[Extracted data entries]

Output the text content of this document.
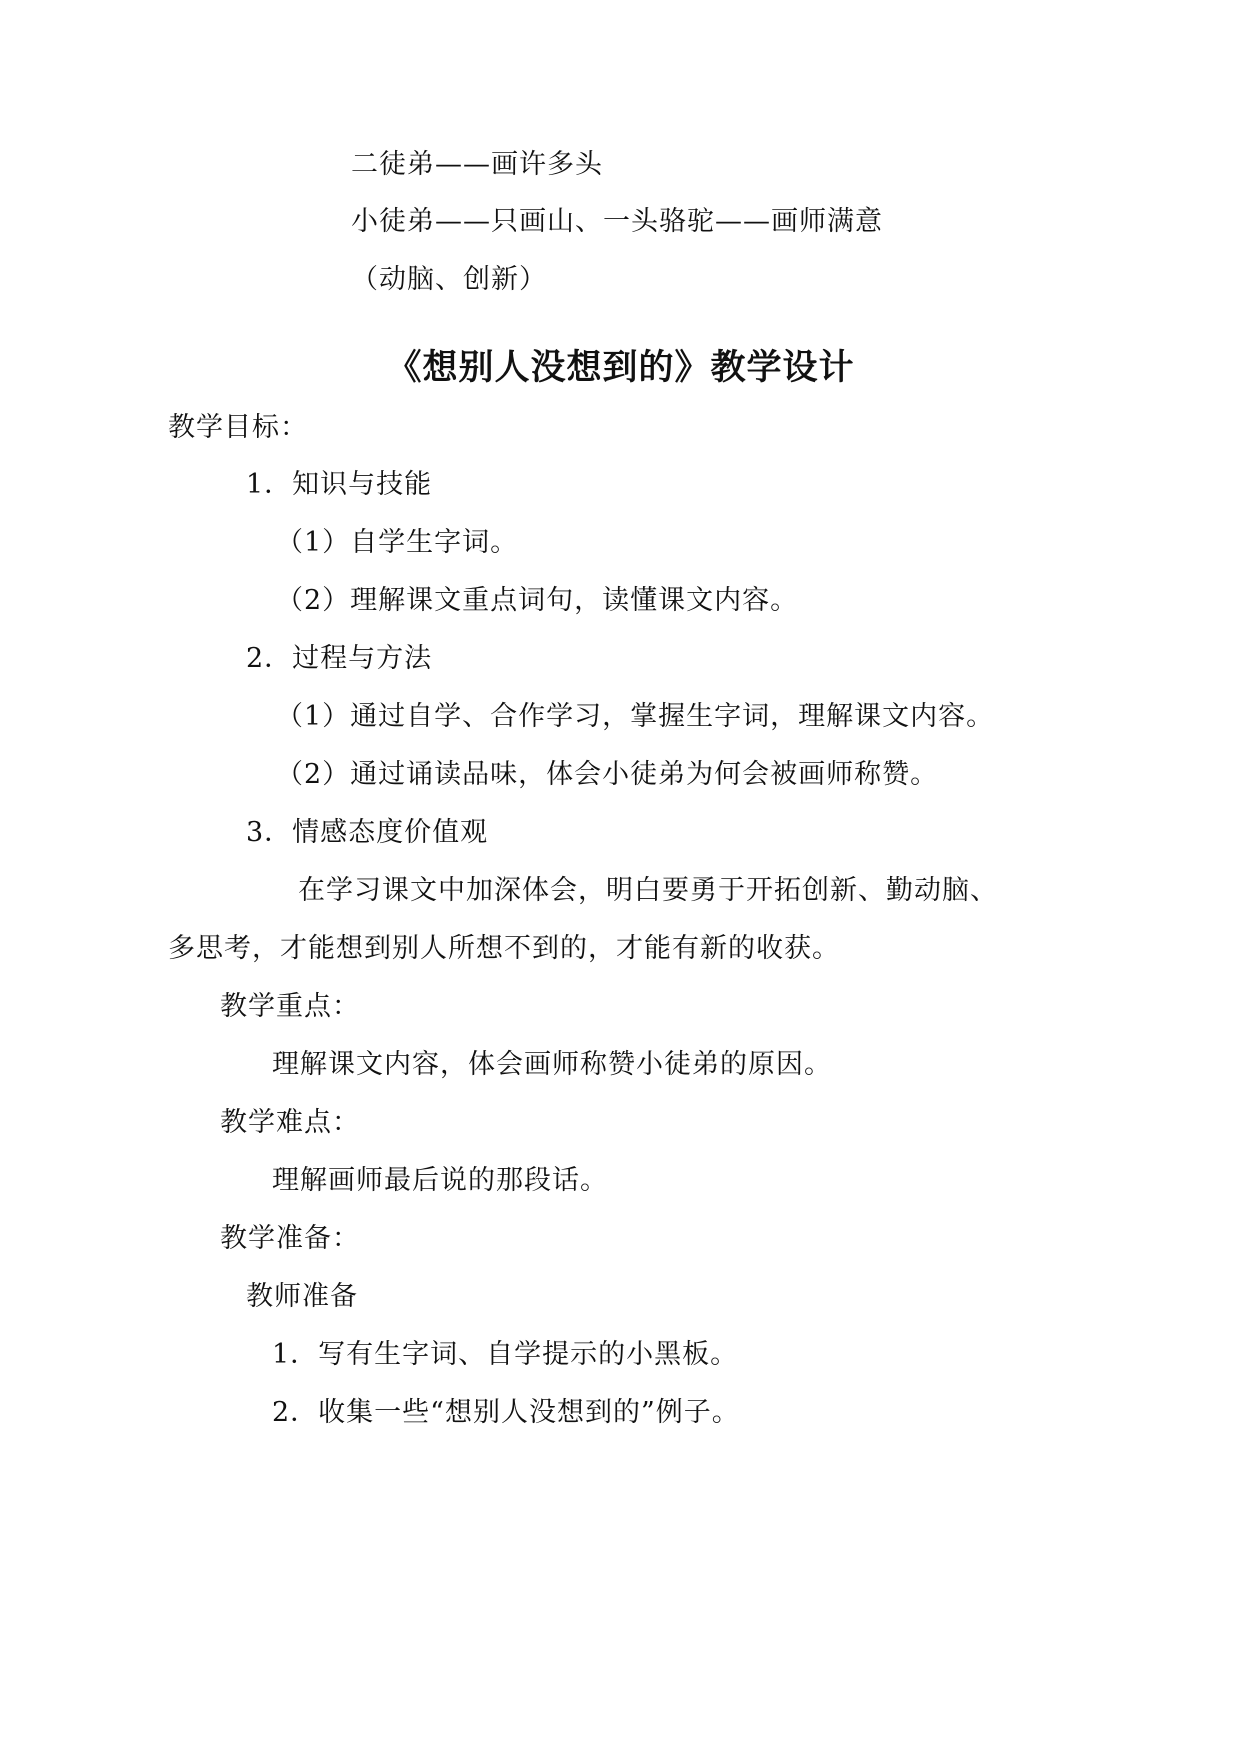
二徒弟——画许多头
小徒弟——只画山、一头骆驼——画师满意
（动脑、创新）
《想别人没想到的》教学设计
教学目标：
1．知识与技能
（1）自学生字词。
（2）理解课文重点词句，读懂课文内容。
2．过程与方法
（1）通过自学、合作学习，掌握生字词，理解课文内容。
（2）通过诵读品味，体会小徒弟为何会被画师称赞。
3．情感态度价值观
在学习课文中加深体会，明白要勇于开拓创新、勤动脑、
多思考，才能想到别人所想不到的，才能有新的收获。
教学重点：
理解课文内容，体会画师称赞小徒弟的原因。
教学难点：
理解画师最后说的那段话。
教学准备：
教师准备
1．写有生字词、自学提示的小黑板。
2．收集一些“想别人没想到的”例子。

* [Task] Select the lines that carry the string "理解课文内容" and copy them.

* [Answer below]
（1）通过自学、合作学习，掌握生字词，理解课文内容。
理解课文内容，体会画师称赞小徒弟的原因。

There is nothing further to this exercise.